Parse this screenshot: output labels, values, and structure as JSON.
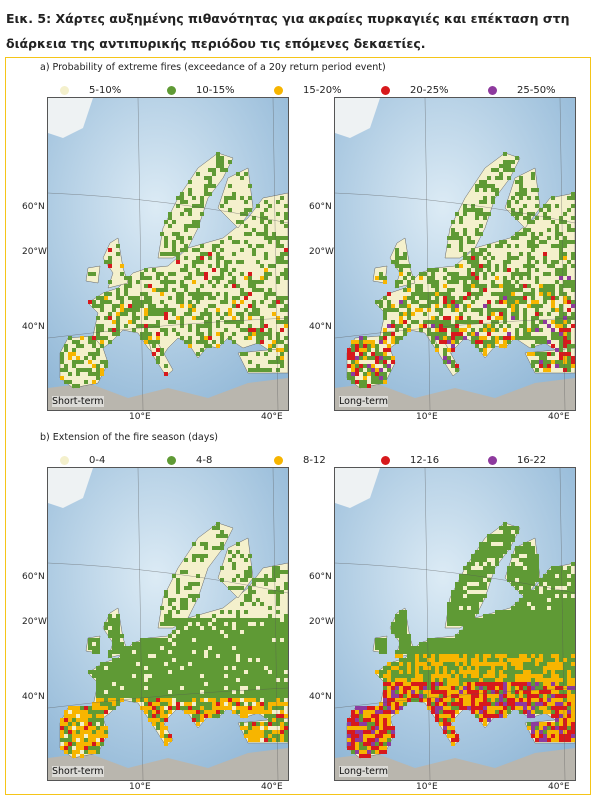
{
  "header": {
    "title": "Εικ. 5: Χάρτες αυξημένης πιθανότητας για ακραίες πυρκαγιές και επέκταση στη διάρκεια της αντιπυρικής περιόδου τις επόμενες δεκαετίες."
  },
  "grid_labels": {
    "lat_60": "60°N",
    "lon_20w": "20°W",
    "lat_40": "40°N",
    "lon_10e": "10°E",
    "lon_40e": "40°E"
  },
  "panels": [
    {
      "caption": "a) Probability of extreme fires (exceedance of a 20y return period event)",
      "legend": [
        {
          "label": "5-10%",
          "color": "#f4f0cc"
        },
        {
          "label": "10-15%",
          "color": "#5f9a35"
        },
        {
          "label": "15-20%",
          "color": "#f7b500"
        },
        {
          "label": "20-25%",
          "color": "#d7191c"
        },
        {
          "label": "25-50%",
          "color": "#8e3a9e"
        }
      ],
      "maps": [
        {
          "label": "Short-term"
        },
        {
          "label": "Long-term"
        }
      ]
    },
    {
      "caption": "b) Extension of the fire season (days)",
      "legend": [
        {
          "label": "0-4",
          "color": "#f4f0cc"
        },
        {
          "label": "4-8",
          "color": "#5f9a35"
        },
        {
          "label": "8-12",
          "color": "#f7b500"
        },
        {
          "label": "12-16",
          "color": "#d7191c"
        },
        {
          "label": "16-22",
          "color": "#8e3a9e"
        }
      ],
      "maps": [
        {
          "label": "Short-term"
        },
        {
          "label": "Long-term"
        }
      ]
    }
  ]
}
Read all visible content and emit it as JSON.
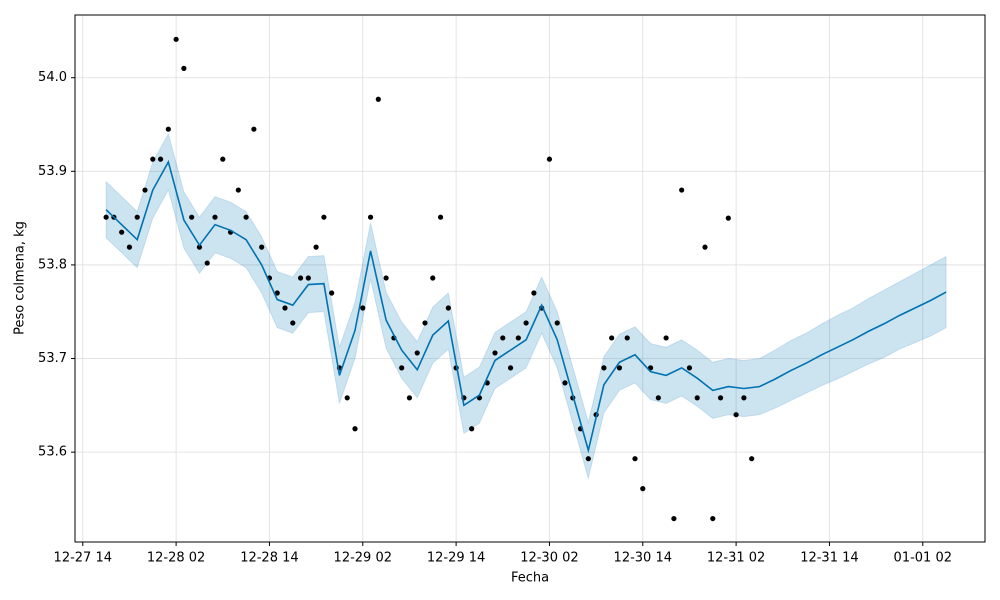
{
  "chart_data": {
    "type": "line",
    "xlabel": "Fecha",
    "ylabel": "Peso colmena, kg",
    "grid": true,
    "xlim": [
      "12-27 13",
      "01-01 10"
    ],
    "xticks": [
      "12-27 14",
      "12-28 02",
      "12-28 14",
      "12-29 02",
      "12-29 14",
      "12-30 02",
      "12-30 14",
      "12-31 02",
      "12-31 14",
      "01-01 02"
    ],
    "ylim": [
      53.504,
      54.067
    ],
    "yticks": [
      53.6,
      53.7,
      53.8,
      53.9,
      {
        "value": 54,
        "label": "54.0"
      }
    ],
    "observations": {
      "color": "#000000",
      "x": [
        "12-27 17",
        "12-27 18",
        "12-27 19",
        "12-27 20",
        "12-27 21",
        "12-27 22",
        "12-27 23",
        "12-28 00",
        "12-28 01",
        "12-28 02",
        "12-28 03",
        "12-28 04",
        "12-28 05",
        "12-28 06",
        "12-28 07",
        "12-28 08",
        "12-28 09",
        "12-28 10",
        "12-28 11",
        "12-28 12",
        "12-28 13",
        "12-28 14",
        "12-28 15",
        "12-28 16",
        "12-28 17",
        "12-28 18",
        "12-28 19",
        "12-28 20",
        "12-28 21",
        "12-28 22",
        "12-28 23",
        "12-29 00",
        "12-29 01",
        "12-29 02",
        "12-29 03",
        "12-29 04",
        "12-29 05",
        "12-29 06",
        "12-29 07",
        "12-29 08",
        "12-29 09",
        "12-29 10",
        "12-29 11",
        "12-29 12",
        "12-29 13",
        "12-29 14",
        "12-29 15",
        "12-29 16",
        "12-29 17",
        "12-29 18",
        "12-29 19",
        "12-29 20",
        "12-29 21",
        "12-29 22",
        "12-29 23",
        "12-30 00",
        "12-30 01",
        "12-30 02",
        "12-30 03",
        "12-30 04",
        "12-30 05",
        "12-30 06",
        "12-30 07",
        "12-30 08",
        "12-30 09",
        "12-30 10",
        "12-30 11",
        "12-30 12",
        "12-30 13",
        "12-30 14",
        "12-30 15",
        "12-30 16",
        "12-30 17",
        "12-30 18",
        "12-30 19",
        "12-30 20",
        "12-30 21",
        "12-30 22",
        "12-30 23",
        "12-31 00",
        "12-31 01",
        "12-31 02",
        "12-31 03",
        "12-31 04"
      ],
      "values": [
        53.851,
        53.851,
        53.835,
        53.819,
        53.851,
        53.88,
        53.913,
        53.913,
        53.945,
        54.041,
        54.01,
        53.851,
        53.819,
        53.802,
        53.851,
        53.913,
        53.835,
        53.88,
        53.851,
        53.945,
        53.819,
        53.786,
        53.77,
        53.754,
        53.738,
        53.786,
        53.786,
        53.819,
        53.851,
        53.77,
        53.69,
        53.658,
        53.625,
        53.754,
        53.851,
        53.977,
        53.786,
        53.722,
        53.69,
        53.658,
        53.706,
        53.738,
        53.786,
        53.851,
        53.754,
        53.69,
        53.658,
        53.625,
        53.658,
        53.674,
        53.706,
        53.722,
        53.69,
        53.722,
        53.738,
        53.77,
        53.754,
        53.913,
        53.738,
        53.674,
        53.658,
        53.625,
        53.593,
        53.64,
        53.69,
        53.722,
        53.69,
        53.722,
        53.593,
        53.561,
        53.69,
        53.658,
        53.722,
        53.529,
        53.88,
        53.69,
        53.658,
        53.819,
        53.529,
        53.658,
        53.85,
        53.64,
        53.658,
        53.593
      ]
    },
    "forecast": {
      "color": "#0072B2",
      "band_color": "#0072B2",
      "x": [
        "12-27 17",
        "12-27 19",
        "12-27 21",
        "12-27 23",
        "12-28 01",
        "12-28 03",
        "12-28 05",
        "12-28 07",
        "12-28 09",
        "12-28 11",
        "12-28 13",
        "12-28 15",
        "12-28 17",
        "12-28 19",
        "12-28 21",
        "12-28 23",
        "12-29 01",
        "12-29 03",
        "12-29 05",
        "12-29 07",
        "12-29 09",
        "12-29 11",
        "12-29 13",
        "12-29 15",
        "12-29 17",
        "12-29 19",
        "12-29 21",
        "12-29 23",
        "12-30 01",
        "12-30 03",
        "12-30 05",
        "12-30 07",
        "12-30 09",
        "12-30 11",
        "12-30 13",
        "12-30 15",
        "12-30 17",
        "12-30 19",
        "12-30 21",
        "12-30 23",
        "12-31 01",
        "12-31 03",
        "12-31 05",
        "12-31 07",
        "12-31 09",
        "12-31 11",
        "12-31 13",
        "12-31 15",
        "12-31 17",
        "12-31 19",
        "12-31 21",
        "12-31 23",
        "01-01 01",
        "01-01 03",
        "01-01 05"
      ],
      "values": [
        53.859,
        53.843,
        53.827,
        53.88,
        53.91,
        53.848,
        53.821,
        53.843,
        53.837,
        53.827,
        53.8,
        53.763,
        53.757,
        53.779,
        53.78,
        53.682,
        53.73,
        53.815,
        53.741,
        53.709,
        53.688,
        53.725,
        53.74,
        53.65,
        53.661,
        53.698,
        53.709,
        53.72,
        53.757,
        53.72,
        53.661,
        53.602,
        53.672,
        53.696,
        53.704,
        53.686,
        53.682,
        53.69,
        53.679,
        53.666,
        53.67,
        53.668,
        53.67,
        53.678,
        53.687,
        53.695,
        53.704,
        53.712,
        53.72,
        53.729,
        53.737,
        53.746,
        53.754,
        53.762,
        53.771
      ],
      "lower": [
        53.829,
        53.813,
        53.797,
        53.85,
        53.88,
        53.818,
        53.791,
        53.813,
        53.807,
        53.797,
        53.77,
        53.733,
        53.727,
        53.749,
        53.75,
        53.652,
        53.7,
        53.785,
        53.711,
        53.679,
        53.658,
        53.695,
        53.71,
        53.62,
        53.631,
        53.668,
        53.679,
        53.69,
        53.727,
        53.69,
        53.631,
        53.572,
        53.642,
        53.666,
        53.674,
        53.656,
        53.652,
        53.66,
        53.649,
        53.636,
        53.64,
        53.638,
        53.64,
        53.647,
        53.655,
        53.663,
        53.671,
        53.678,
        53.686,
        53.694,
        53.701,
        53.71,
        53.717,
        53.724,
        53.733
      ],
      "upper": [
        53.889,
        53.873,
        53.857,
        53.91,
        53.94,
        53.878,
        53.851,
        53.873,
        53.867,
        53.857,
        53.83,
        53.793,
        53.787,
        53.809,
        53.81,
        53.712,
        53.76,
        53.845,
        53.771,
        53.739,
        53.718,
        53.755,
        53.77,
        53.68,
        53.691,
        53.728,
        53.739,
        53.75,
        53.787,
        53.75,
        53.691,
        53.632,
        53.702,
        53.726,
        53.734,
        53.716,
        53.712,
        53.72,
        53.709,
        53.696,
        53.7,
        53.698,
        53.7,
        53.709,
        53.719,
        53.727,
        53.737,
        53.746,
        53.754,
        53.764,
        53.773,
        53.782,
        53.791,
        53.8,
        53.809
      ]
    }
  }
}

=-=-=

**What to work on**
Among the entries above, identify all lines with "caption" and copy them.

**Solved problem**
      "caption": "a) Probability of extreme fires (exceedance of a 20y return period event)",
      "caption": "b) Extension of the fire season (days)",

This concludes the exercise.